_TO BE DONE_.
Below are records to be output exactly, every one of them.

====

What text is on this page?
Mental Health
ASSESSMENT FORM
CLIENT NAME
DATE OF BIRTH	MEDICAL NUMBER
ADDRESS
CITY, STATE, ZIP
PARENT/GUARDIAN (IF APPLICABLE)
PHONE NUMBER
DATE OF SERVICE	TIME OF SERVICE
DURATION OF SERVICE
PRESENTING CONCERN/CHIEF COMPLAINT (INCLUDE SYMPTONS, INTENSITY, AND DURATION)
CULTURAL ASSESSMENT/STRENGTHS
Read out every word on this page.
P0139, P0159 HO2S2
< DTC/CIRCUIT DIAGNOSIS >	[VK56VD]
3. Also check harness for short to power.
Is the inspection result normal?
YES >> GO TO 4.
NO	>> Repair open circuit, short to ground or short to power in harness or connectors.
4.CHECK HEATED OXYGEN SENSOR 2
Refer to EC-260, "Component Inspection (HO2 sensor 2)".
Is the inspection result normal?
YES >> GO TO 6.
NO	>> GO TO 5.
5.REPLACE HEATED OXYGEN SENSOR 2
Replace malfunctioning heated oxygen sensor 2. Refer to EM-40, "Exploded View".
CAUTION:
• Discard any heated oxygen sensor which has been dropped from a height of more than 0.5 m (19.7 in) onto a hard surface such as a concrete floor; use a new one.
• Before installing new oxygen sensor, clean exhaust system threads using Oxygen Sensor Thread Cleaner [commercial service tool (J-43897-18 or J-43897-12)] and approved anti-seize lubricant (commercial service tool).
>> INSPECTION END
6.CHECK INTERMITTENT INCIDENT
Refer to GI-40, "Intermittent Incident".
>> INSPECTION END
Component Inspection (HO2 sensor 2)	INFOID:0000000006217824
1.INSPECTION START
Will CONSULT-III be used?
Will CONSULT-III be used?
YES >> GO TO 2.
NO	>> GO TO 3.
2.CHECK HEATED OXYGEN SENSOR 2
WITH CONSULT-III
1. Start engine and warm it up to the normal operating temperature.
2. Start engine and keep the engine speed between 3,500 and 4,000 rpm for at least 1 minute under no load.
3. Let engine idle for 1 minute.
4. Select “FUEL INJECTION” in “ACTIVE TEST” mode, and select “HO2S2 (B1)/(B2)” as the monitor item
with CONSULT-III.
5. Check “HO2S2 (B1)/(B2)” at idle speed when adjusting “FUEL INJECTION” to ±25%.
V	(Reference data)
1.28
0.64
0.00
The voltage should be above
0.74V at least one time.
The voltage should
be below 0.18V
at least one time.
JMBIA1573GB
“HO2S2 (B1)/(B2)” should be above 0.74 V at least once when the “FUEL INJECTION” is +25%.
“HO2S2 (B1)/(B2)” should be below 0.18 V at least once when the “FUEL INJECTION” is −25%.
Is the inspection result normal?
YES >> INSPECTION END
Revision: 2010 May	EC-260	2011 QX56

====

_REPLY TO THE TASK_.
What text is on this page?
Mental Health
ASSESSMENT FORM
CLIENT NAME
DATE OF BIRTH	MEDICAL NUMBER
ADDRESS
CITY, STATE, ZIP
PARENT/GUARDIAN (IF APPLICABLE)
PHONE NUMBER
DATE OF SERVICE	TIME OF SERVICE
DURATION OF SERVICE
PRESENTING CONCERN/CHIEF COMPLAINT (INCLUDE SYMPTONS, INTENSITY, AND DURATION)
CULTURAL ASSESSMENT/STRENGTHS
Read out every word on this page.
P0139, P0159 HO2S2
< DTC/CIRCUIT DIAGNOSIS >	[VK56VD]
3. Also check harness for short to power.
Is the inspection result normal?
YES >> GO TO 4.
NO	>> Repair open circuit, short to ground or short to power in harness or connectors.
4.CHECK HEATED OXYGEN SENSOR 2
Refer to EC-260, "Component Inspection (HO2 sensor 2)".
Is the inspection result normal?
YES >> GO TO 6.
NO	>> GO TO 5.
5.REPLACE HEATED OXYGEN SENSOR 2
Replace malfunctioning heated oxygen sensor 2. Refer to EM-40, "Exploded View".
CAUTION:
• Discard any heated oxygen sensor which has been dropped from a height of more than 0.5 m (19.7 in) onto a hard surface such as a concrete floor; use a new one.
• Before installing new oxygen sensor, clean exhaust system threads using Oxygen Sensor Thread Cleaner [commercial service tool (J-43897-18 or J-43897-12)] and approved anti-seize lubricant (commercial service tool).
>> INSPECTION END
6.CHECK INTERMITTENT INCIDENT
Refer to GI-40, "Intermittent Incident".
>> INSPECTION END
Component Inspection (HO2 sensor 2)	INFOID:0000000006217824
1.INSPECTION START
Will CONSULT-III be used?
Will CONSULT-III be used?
YES >> GO TO 2.
NO	>> GO TO 3.
2.CHECK HEATED OXYGEN SENSOR 2
WITH CONSULT-III
1. Start engine and warm it up to the normal operating temperature.
2. Start engine and keep the engine speed between 3,500 and 4,000 rpm for at least 1 minute under no load.
3. Let engine idle for 1 minute.
4. Select “FUEL INJECTION” in “ACTIVE TEST” mode, and select “HO2S2 (B1)/(B2)” as the monitor item
with CONSULT-III.
5. Check “HO2S2 (B1)/(B2)” at idle speed when adjusting “FUEL INJECTION” to ±25%.
V	(Reference data)
1.28
0.64
0.00
The voltage should be above
0.74V at least one time.
The voltage should
be below 0.18V
at least one time.
JMBIA1573GB
“HO2S2 (B1)/(B2)” should be above 0.74 V at least once when the “FUEL INJECTION” is +25%.
“HO2S2 (B1)/(B2)” should be below 0.18 V at least once when the “FUEL INJECTION” is −25%.
Is the inspection result normal?
YES >> INSPECTION END
Revision: 2010 May	EC-260	2011 QX56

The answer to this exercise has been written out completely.